--- What you should do ---
Images do not belong in the copy. Retype all the entries below exactly.

_ _ _ _ _

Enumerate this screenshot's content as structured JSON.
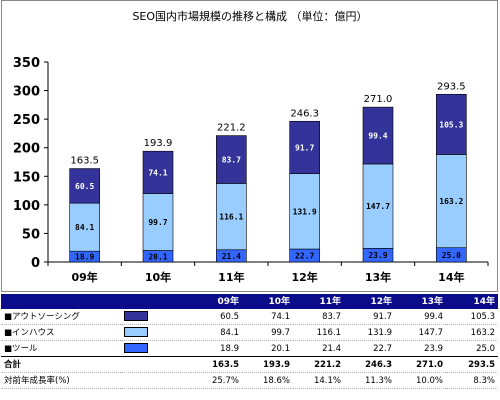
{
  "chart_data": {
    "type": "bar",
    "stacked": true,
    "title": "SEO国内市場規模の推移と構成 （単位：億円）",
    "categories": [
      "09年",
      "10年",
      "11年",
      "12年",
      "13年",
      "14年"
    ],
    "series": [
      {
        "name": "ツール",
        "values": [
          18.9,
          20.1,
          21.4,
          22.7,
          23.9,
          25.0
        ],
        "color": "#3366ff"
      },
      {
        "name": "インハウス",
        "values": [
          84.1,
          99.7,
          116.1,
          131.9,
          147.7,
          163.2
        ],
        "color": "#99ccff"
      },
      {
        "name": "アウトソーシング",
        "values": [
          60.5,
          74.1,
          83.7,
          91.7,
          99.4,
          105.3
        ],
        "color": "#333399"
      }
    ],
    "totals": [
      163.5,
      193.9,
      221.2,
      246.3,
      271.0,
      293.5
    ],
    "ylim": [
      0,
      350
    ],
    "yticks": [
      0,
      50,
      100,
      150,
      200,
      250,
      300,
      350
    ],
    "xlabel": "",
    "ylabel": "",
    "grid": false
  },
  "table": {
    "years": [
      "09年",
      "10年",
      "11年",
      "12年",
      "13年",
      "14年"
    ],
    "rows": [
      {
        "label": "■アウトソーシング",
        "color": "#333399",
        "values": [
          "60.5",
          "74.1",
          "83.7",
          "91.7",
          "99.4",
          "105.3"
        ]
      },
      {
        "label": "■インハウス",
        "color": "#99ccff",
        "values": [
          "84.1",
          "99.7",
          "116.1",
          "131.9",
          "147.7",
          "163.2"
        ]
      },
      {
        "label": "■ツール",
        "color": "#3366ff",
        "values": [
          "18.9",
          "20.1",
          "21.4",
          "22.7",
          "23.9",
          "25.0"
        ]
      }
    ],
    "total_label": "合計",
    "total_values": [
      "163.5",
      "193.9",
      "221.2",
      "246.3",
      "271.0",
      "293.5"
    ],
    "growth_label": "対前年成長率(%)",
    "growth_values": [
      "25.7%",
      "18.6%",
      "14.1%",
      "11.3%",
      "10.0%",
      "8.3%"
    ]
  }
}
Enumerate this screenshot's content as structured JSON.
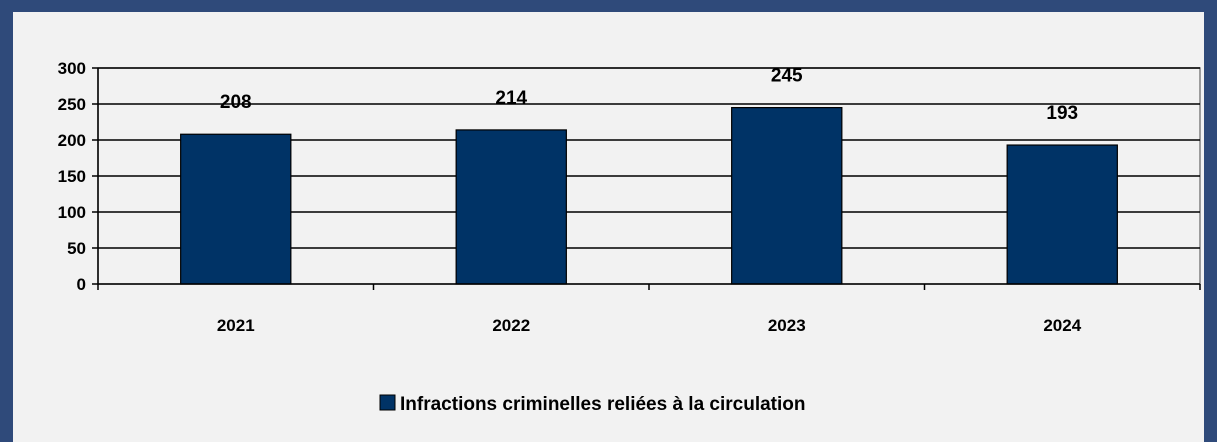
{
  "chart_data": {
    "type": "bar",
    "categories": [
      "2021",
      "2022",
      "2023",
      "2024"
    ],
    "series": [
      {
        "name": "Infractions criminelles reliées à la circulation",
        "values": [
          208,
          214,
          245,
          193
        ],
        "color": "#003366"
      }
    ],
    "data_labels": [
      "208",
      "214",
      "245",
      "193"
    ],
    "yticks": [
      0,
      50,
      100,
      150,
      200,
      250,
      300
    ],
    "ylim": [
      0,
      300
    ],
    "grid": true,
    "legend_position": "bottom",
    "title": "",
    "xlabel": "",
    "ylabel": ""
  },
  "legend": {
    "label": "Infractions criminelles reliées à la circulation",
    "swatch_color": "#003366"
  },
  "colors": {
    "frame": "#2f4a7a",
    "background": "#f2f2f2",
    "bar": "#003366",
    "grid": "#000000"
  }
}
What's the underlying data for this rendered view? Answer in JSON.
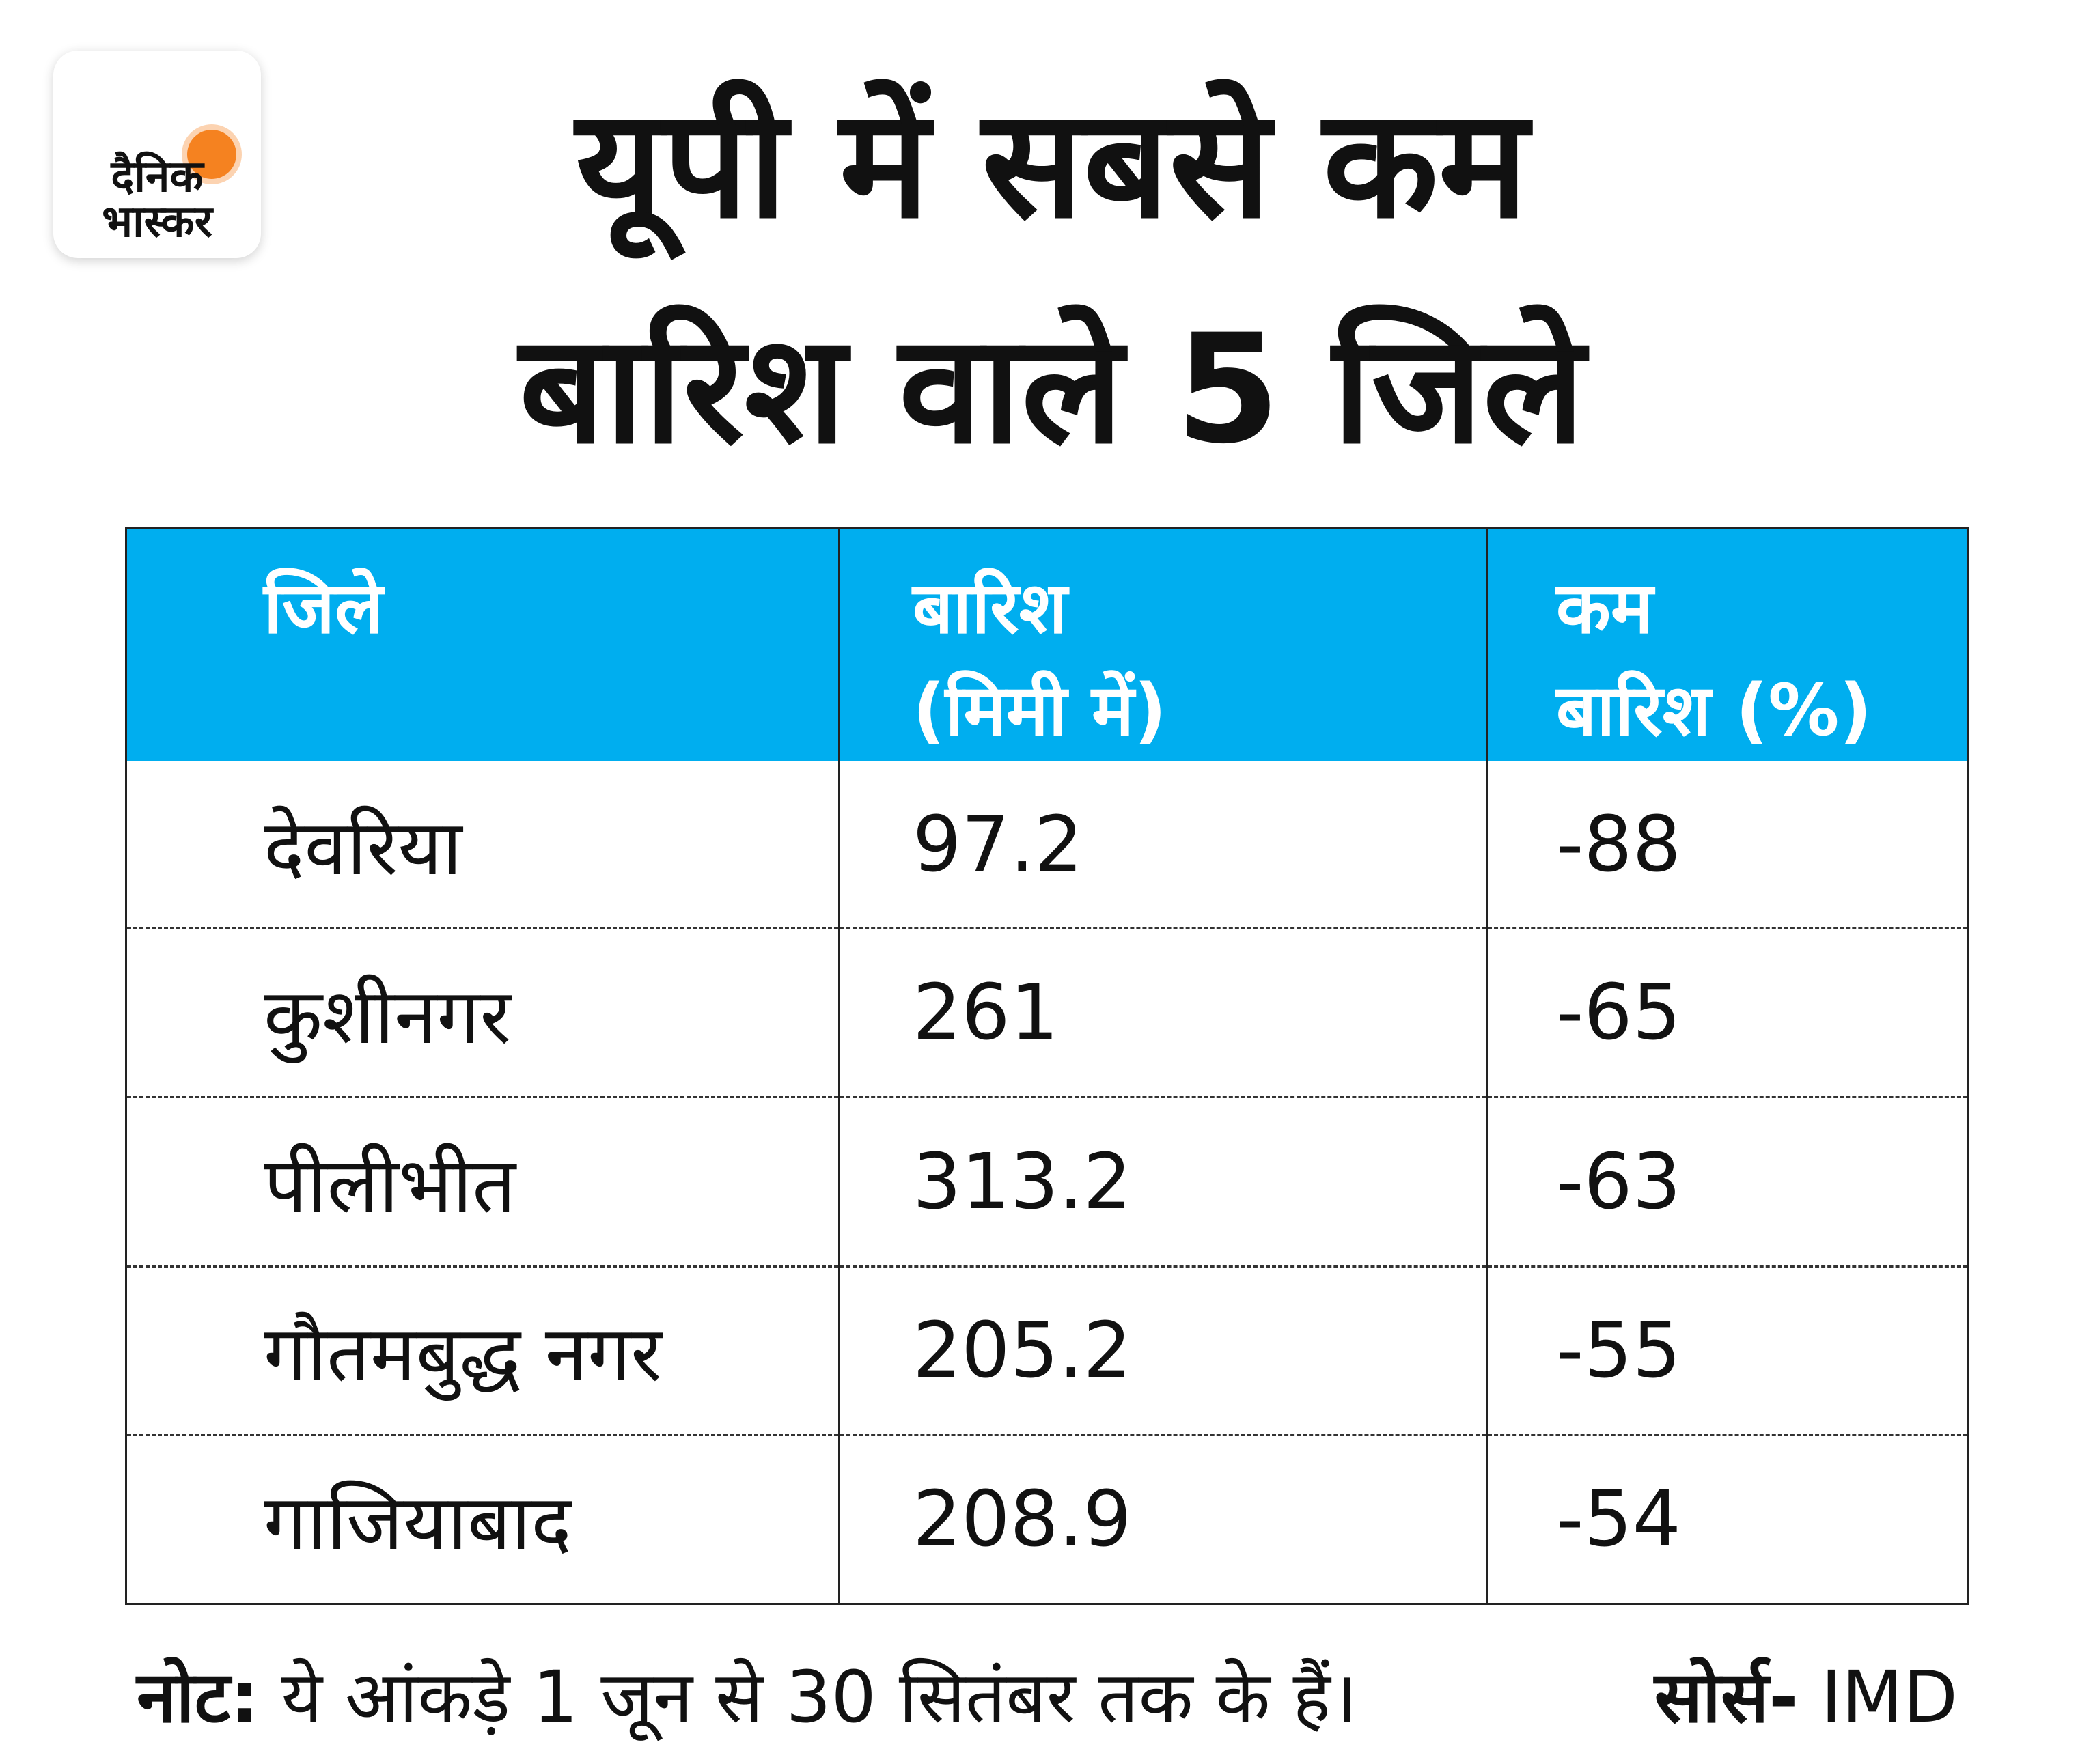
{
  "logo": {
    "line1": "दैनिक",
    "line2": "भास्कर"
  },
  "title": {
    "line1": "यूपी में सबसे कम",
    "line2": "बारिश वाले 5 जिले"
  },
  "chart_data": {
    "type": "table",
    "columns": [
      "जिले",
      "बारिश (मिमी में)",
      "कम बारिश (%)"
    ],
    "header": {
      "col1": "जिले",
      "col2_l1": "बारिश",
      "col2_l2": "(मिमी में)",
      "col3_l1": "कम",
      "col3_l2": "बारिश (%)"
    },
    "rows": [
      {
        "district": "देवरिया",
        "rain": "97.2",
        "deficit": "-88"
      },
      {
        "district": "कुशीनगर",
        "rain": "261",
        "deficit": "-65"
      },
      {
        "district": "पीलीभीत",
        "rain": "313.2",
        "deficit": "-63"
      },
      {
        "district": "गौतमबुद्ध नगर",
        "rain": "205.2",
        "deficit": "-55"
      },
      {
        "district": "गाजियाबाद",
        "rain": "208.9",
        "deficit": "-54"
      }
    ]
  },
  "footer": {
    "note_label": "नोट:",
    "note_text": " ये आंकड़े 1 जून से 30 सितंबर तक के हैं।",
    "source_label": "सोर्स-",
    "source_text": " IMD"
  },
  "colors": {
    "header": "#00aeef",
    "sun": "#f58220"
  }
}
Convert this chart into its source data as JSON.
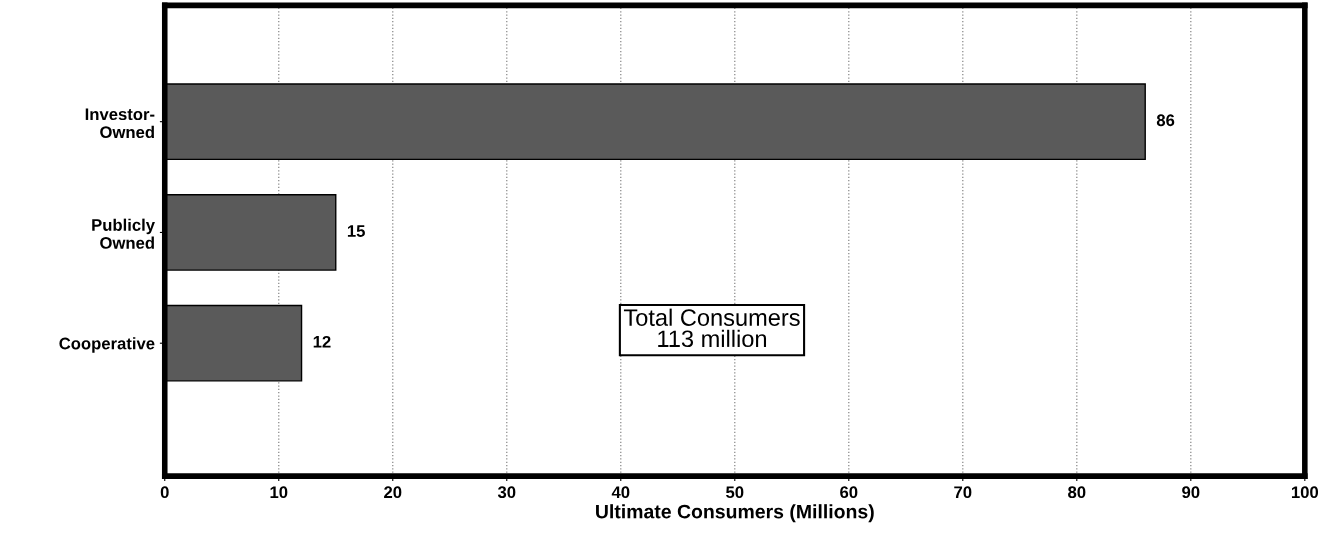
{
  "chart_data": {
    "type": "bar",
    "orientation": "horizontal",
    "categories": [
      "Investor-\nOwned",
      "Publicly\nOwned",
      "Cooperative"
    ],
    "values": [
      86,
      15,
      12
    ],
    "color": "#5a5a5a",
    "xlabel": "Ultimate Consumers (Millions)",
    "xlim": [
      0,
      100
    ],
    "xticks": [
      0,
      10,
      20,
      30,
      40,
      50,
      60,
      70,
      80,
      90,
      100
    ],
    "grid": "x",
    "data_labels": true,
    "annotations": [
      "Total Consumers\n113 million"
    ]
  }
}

_ _ _ _ _

--- Response to this task ---
Enumerate this screenshot's content as structured JSON.
{
  "chart_data": {
    "type": "bar",
    "stacked": true,
    "title": "SEO国内市場規模の推移と構成 （単位：億円）",
    "categories": [
      "09年",
      "10年",
      "11年",
      "12年",
      "13年",
      "14年"
    ],
    "series": [
      {
        "name": "ツール",
        "values": [
          18.9,
          20.1,
          21.4,
          22.7,
          23.9,
          25.0
        ],
        "color": "#3366ff"
      },
      {
        "name": "インハウス",
        "values": [
          84.1,
          99.7,
          116.1,
          131.9,
          147.7,
          163.2
        ],
        "color": "#99ccff"
      },
      {
        "name": "アウトソーシング",
        "values": [
          60.5,
          74.1,
          83.7,
          91.7,
          99.4,
          105.3
        ],
        "color": "#333399"
      }
    ],
    "totals": [
      163.5,
      193.9,
      221.2,
      246.3,
      271.0,
      293.5
    ],
    "ylim": [
      0,
      350
    ],
    "yticks": [
      0,
      50,
      100,
      150,
      200,
      250,
      300,
      350
    ],
    "xlabel": "",
    "ylabel": "",
    "grid": false
  },
  "table": {
    "years": [
      "09年",
      "10年",
      "11年",
      "12年",
      "13年",
      "14年"
    ],
    "rows": [
      {
        "label": "■アウトソーシング",
        "color": "#333399",
        "values": [
          "60.5",
          "74.1",
          "83.7",
          "91.7",
          "99.4",
          "105.3"
        ]
      },
      {
        "label": "■インハウス",
        "color": "#99ccff",
        "values": [
          "84.1",
          "99.7",
          "116.1",
          "131.9",
          "147.7",
          "163.2"
        ]
      },
      {
        "label": "■ツール",
        "color": "#3366ff",
        "values": [
          "18.9",
          "20.1",
          "21.4",
          "22.7",
          "23.9",
          "25.0"
        ]
      }
    ],
    "total_label": "合計",
    "total_values": [
      "163.5",
      "193.9",
      "221.2",
      "246.3",
      "271.0",
      "293.5"
    ],
    "growth_label": "対前年成長率(%)",
    "growth_values": [
      "25.7%",
      "18.6%",
      "14.1%",
      "11.3%",
      "10.0%",
      "8.3%"
    ]
  }
}
Enumerate this screenshot's content as structured JSON.
{
  "chart_data": {
    "type": "bar",
    "categories": [
      "2021",
      "2022",
      "2023",
      "2024"
    ],
    "series": [
      {
        "name": "Infractions criminelles reliées à la circulation",
        "values": [
          208,
          214,
          245,
          193
        ],
        "color": "#003366"
      }
    ],
    "data_labels": [
      "208",
      "214",
      "245",
      "193"
    ],
    "yticks": [
      0,
      50,
      100,
      150,
      200,
      250,
      300
    ],
    "ylim": [
      0,
      300
    ],
    "grid": true,
    "legend_position": "bottom",
    "title": "",
    "xlabel": "",
    "ylabel": ""
  },
  "legend": {
    "label": "Infractions criminelles reliées à la circulation",
    "swatch_color": "#003366"
  },
  "colors": {
    "frame": "#2f4a7a",
    "background": "#f2f2f2",
    "bar": "#003366",
    "grid": "#000000"
  }
}
What's the underlying data for this rendered view? Answer in JSON.
{
  "logo": {
    "line1": "दैनिक",
    "line2": "भास्कर"
  },
  "title": {
    "line1": "यूपी में सबसे कम",
    "line2": "बारिश वाले 5 जिले"
  },
  "chart_data": {
    "type": "table",
    "columns": [
      "जिले",
      "बारिश (मिमी में)",
      "कम बारिश (%)"
    ],
    "header": {
      "col1": "जिले",
      "col2_l1": "बारिश",
      "col2_l2": "(मिमी में)",
      "col3_l1": "कम",
      "col3_l2": "बारिश (%)"
    },
    "rows": [
      {
        "district": "देवरिया",
        "rain": "97.2",
        "deficit": "-88"
      },
      {
        "district": "कुशीनगर",
        "rain": "261",
        "deficit": "-65"
      },
      {
        "district": "पीलीभीत",
        "rain": "313.2",
        "deficit": "-63"
      },
      {
        "district": "गौतमबुद्ध नगर",
        "rain": "205.2",
        "deficit": "-55"
      },
      {
        "district": "गाजियाबाद",
        "rain": "208.9",
        "deficit": "-54"
      }
    ]
  },
  "footer": {
    "note_label": "नोट:",
    "note_text": " ये आंकड़े 1 जून से 30 सितंबर तक के हैं।",
    "source_label": "सोर्स-",
    "source_text": " IMD"
  },
  "colors": {
    "header": "#00aeef",
    "sun": "#f58220"
  }
}
Convert this chart into its source data as JSON.
{
  "chart_data": {
    "type": "bar",
    "orientation": "horizontal",
    "categories": [
      "Investor-\nOwned",
      "Publicly\nOwned",
      "Cooperative"
    ],
    "values": [
      86,
      15,
      12
    ],
    "color": "#5a5a5a",
    "xlabel": "Ultimate Consumers (Millions)",
    "xlim": [
      0,
      100
    ],
    "xticks": [
      0,
      10,
      20,
      30,
      40,
      50,
      60,
      70,
      80,
      90,
      100
    ],
    "grid": "x",
    "data_labels": true,
    "annotations": [
      "Total Consumers\n113 million"
    ]
  }
}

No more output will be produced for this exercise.